» Task goal:
Print out the material that follows word for word.

» Records provided:

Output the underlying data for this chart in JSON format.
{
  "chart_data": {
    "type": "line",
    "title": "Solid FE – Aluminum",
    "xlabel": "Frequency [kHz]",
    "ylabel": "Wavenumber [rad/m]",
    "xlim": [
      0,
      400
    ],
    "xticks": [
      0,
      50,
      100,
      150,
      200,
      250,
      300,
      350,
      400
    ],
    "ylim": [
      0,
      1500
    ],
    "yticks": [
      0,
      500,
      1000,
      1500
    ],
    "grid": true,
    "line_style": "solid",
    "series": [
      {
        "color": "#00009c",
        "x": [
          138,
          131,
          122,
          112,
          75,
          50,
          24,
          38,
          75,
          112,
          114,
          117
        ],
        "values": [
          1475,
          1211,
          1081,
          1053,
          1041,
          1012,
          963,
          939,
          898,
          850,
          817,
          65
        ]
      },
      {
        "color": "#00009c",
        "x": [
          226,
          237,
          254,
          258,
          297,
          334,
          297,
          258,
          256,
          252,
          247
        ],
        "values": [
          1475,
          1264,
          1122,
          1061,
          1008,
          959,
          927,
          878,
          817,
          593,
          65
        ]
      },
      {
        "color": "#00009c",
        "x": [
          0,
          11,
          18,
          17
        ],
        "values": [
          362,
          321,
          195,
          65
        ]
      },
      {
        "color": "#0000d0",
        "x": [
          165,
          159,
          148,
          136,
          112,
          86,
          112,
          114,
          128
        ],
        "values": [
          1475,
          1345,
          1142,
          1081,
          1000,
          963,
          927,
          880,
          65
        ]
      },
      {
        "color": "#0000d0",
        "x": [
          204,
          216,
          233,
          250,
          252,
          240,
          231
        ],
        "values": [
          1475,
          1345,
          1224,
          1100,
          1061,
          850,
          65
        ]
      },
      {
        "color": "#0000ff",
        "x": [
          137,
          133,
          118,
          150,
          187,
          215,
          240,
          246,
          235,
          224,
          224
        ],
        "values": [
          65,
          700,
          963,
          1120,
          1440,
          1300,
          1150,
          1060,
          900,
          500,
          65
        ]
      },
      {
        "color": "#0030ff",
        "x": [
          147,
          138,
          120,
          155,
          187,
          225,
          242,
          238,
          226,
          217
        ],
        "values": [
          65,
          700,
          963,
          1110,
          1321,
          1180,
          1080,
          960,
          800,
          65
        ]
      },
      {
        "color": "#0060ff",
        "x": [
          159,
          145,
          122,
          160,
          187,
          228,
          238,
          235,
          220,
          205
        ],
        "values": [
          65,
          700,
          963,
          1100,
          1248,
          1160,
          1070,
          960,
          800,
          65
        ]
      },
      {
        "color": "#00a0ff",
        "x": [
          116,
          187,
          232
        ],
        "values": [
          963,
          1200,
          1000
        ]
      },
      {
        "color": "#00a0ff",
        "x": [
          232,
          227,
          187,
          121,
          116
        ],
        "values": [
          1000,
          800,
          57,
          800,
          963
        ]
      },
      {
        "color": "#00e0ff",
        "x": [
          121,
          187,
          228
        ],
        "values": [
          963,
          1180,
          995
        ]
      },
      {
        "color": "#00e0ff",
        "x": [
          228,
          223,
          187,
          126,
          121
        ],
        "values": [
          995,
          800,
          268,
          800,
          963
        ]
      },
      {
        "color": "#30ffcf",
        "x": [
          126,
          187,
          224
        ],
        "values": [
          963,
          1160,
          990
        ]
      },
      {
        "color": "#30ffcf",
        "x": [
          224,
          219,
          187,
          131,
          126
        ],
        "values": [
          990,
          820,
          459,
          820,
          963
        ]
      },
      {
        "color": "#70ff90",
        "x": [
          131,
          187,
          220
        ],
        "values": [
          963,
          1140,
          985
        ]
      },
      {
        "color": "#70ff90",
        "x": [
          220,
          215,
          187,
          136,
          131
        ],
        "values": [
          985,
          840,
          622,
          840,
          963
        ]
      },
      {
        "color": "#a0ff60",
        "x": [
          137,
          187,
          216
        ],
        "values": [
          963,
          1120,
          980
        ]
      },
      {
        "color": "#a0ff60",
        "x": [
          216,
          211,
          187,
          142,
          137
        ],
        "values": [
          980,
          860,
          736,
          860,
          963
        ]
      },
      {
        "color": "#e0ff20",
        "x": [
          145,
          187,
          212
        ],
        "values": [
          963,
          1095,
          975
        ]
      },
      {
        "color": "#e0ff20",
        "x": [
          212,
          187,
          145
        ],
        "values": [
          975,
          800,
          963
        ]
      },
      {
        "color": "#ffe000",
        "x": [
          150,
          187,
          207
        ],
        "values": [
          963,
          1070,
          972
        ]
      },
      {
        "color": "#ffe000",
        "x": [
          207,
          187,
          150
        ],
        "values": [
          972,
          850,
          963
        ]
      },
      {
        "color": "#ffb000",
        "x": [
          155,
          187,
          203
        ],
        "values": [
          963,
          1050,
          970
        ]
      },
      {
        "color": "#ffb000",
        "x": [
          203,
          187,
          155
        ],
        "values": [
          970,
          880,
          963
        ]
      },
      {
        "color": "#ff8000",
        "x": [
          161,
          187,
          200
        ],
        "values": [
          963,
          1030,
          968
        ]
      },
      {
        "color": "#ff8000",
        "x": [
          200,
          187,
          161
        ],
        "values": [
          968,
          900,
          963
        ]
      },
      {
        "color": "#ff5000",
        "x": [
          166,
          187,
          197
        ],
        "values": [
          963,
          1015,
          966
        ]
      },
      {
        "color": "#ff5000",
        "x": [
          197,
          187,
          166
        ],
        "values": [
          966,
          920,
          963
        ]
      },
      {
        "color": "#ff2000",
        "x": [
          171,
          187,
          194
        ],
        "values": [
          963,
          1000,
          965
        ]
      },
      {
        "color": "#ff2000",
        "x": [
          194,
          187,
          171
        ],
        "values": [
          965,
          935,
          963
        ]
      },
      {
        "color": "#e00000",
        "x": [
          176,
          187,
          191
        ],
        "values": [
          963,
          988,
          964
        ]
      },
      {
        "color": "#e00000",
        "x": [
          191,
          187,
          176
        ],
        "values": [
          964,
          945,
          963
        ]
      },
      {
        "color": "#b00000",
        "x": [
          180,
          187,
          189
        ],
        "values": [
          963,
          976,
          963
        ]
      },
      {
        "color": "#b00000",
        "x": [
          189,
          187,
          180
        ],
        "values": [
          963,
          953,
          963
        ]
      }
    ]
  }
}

» Output of the exercise:
Output the underlying data for this chart in JSON format.
{
  "chart_data": {
    "type": "line",
    "title": "Solid FE – Aluminum",
    "xlabel": "Frequency [kHz]",
    "ylabel": "Wavenumber [rad/m]",
    "xlim": [
      0,
      400
    ],
    "xticks": [
      0,
      50,
      100,
      150,
      200,
      250,
      300,
      350,
      400
    ],
    "ylim": [
      0,
      1500
    ],
    "yticks": [
      0,
      500,
      1000,
      1500
    ],
    "grid": true,
    "line_style": "solid",
    "series": [
      {
        "color": "#00009c",
        "x": [
          138,
          131,
          122,
          112,
          75,
          50,
          24,
          38,
          75,
          112,
          114,
          117
        ],
        "values": [
          1475,
          1211,
          1081,
          1053,
          1041,
          1012,
          963,
          939,
          898,
          850,
          817,
          65
        ]
      },
      {
        "color": "#00009c",
        "x": [
          226,
          237,
          254,
          258,
          297,
          334,
          297,
          258,
          256,
          252,
          247
        ],
        "values": [
          1475,
          1264,
          1122,
          1061,
          1008,
          959,
          927,
          878,
          817,
          593,
          65
        ]
      },
      {
        "color": "#00009c",
        "x": [
          0,
          11,
          18,
          17
        ],
        "values": [
          362,
          321,
          195,
          65
        ]
      },
      {
        "color": "#0000d0",
        "x": [
          165,
          159,
          148,
          136,
          112,
          86,
          112,
          114,
          128
        ],
        "values": [
          1475,
          1345,
          1142,
          1081,
          1000,
          963,
          927,
          880,
          65
        ]
      },
      {
        "color": "#0000d0",
        "x": [
          204,
          216,
          233,
          250,
          252,
          240,
          231
        ],
        "values": [
          1475,
          1345,
          1224,
          1100,
          1061,
          850,
          65
        ]
      },
      {
        "color": "#0000ff",
        "x": [
          137,
          133,
          118,
          150,
          187,
          215,
          240,
          246,
          235,
          224,
          224
        ],
        "values": [
          65,
          700,
          963,
          1120,
          1440,
          1300,
          1150,
          1060,
          900,
          500,
          65
        ]
      },
      {
        "color": "#0030ff",
        "x": [
          147,
          138,
          120,
          155,
          187,
          225,
          242,
          238,
          226,
          217
        ],
        "values": [
          65,
          700,
          963,
          1110,
          1321,
          1180,
          1080,
          960,
          800,
          65
        ]
      },
      {
        "color": "#0060ff",
        "x": [
          159,
          145,
          122,
          160,
          187,
          228,
          238,
          235,
          220,
          205
        ],
        "values": [
          65,
          700,
          963,
          1100,
          1248,
          1160,
          1070,
          960,
          800,
          65
        ]
      },
      {
        "color": "#00a0ff",
        "x": [
          116,
          187,
          232
        ],
        "values": [
          963,
          1200,
          1000
        ]
      },
      {
        "color": "#00a0ff",
        "x": [
          232,
          227,
          187,
          121,
          116
        ],
        "values": [
          1000,
          800,
          57,
          800,
          963
        ]
      },
      {
        "color": "#00e0ff",
        "x": [
          121,
          187,
          228
        ],
        "values": [
          963,
          1180,
          995
        ]
      },
      {
        "color": "#00e0ff",
        "x": [
          228,
          223,
          187,
          126,
          121
        ],
        "values": [
          995,
          800,
          268,
          800,
          963
        ]
      },
      {
        "color": "#30ffcf",
        "x": [
          126,
          187,
          224
        ],
        "values": [
          963,
          1160,
          990
        ]
      },
      {
        "color": "#30ffcf",
        "x": [
          224,
          219,
          187,
          131,
          126
        ],
        "values": [
          990,
          820,
          459,
          820,
          963
        ]
      },
      {
        "color": "#70ff90",
        "x": [
          131,
          187,
          220
        ],
        "values": [
          963,
          1140,
          985
        ]
      },
      {
        "color": "#70ff90",
        "x": [
          220,
          215,
          187,
          136,
          131
        ],
        "values": [
          985,
          840,
          622,
          840,
          963
        ]
      },
      {
        "color": "#a0ff60",
        "x": [
          137,
          187,
          216
        ],
        "values": [
          963,
          1120,
          980
        ]
      },
      {
        "color": "#a0ff60",
        "x": [
          216,
          211,
          187,
          142,
          137
        ],
        "values": [
          980,
          860,
          736,
          860,
          963
        ]
      },
      {
        "color": "#e0ff20",
        "x": [
          145,
          187,
          212
        ],
        "values": [
          963,
          1095,
          975
        ]
      },
      {
        "color": "#e0ff20",
        "x": [
          212,
          187,
          145
        ],
        "values": [
          975,
          800,
          963
        ]
      },
      {
        "color": "#ffe000",
        "x": [
          150,
          187,
          207
        ],
        "values": [
          963,
          1070,
          972
        ]
      },
      {
        "color": "#ffe000",
        "x": [
          207,
          187,
          150
        ],
        "values": [
          972,
          850,
          963
        ]
      },
      {
        "color": "#ffb000",
        "x": [
          155,
          187,
          203
        ],
        "values": [
          963,
          1050,
          970
        ]
      },
      {
        "color": "#ffb000",
        "x": [
          203,
          187,
          155
        ],
        "values": [
          970,
          880,
          963
        ]
      },
      {
        "color": "#ff8000",
        "x": [
          161,
          187,
          200
        ],
        "values": [
          963,
          1030,
          968
        ]
      },
      {
        "color": "#ff8000",
        "x": [
          200,
          187,
          161
        ],
        "values": [
          968,
          900,
          963
        ]
      },
      {
        "color": "#ff5000",
        "x": [
          166,
          187,
          197
        ],
        "values": [
          963,
          1015,
          966
        ]
      },
      {
        "color": "#ff5000",
        "x": [
          197,
          187,
          166
        ],
        "values": [
          966,
          920,
          963
        ]
      },
      {
        "color": "#ff2000",
        "x": [
          171,
          187,
          194
        ],
        "values": [
          963,
          1000,
          965
        ]
      },
      {
        "color": "#ff2000",
        "x": [
          194,
          187,
          171
        ],
        "values": [
          965,
          935,
          963
        ]
      },
      {
        "color": "#e00000",
        "x": [
          176,
          187,
          191
        ],
        "values": [
          963,
          988,
          964
        ]
      },
      {
        "color": "#e00000",
        "x": [
          191,
          187,
          176
        ],
        "values": [
          964,
          945,
          963
        ]
      },
      {
        "color": "#b00000",
        "x": [
          180,
          187,
          189
        ],
        "values": [
          963,
          976,
          963
        ]
      },
      {
        "color": "#b00000",
        "x": [
          189,
          187,
          180
        ],
        "values": [
          963,
          953,
          963
        ]
      }
    ]
  }
}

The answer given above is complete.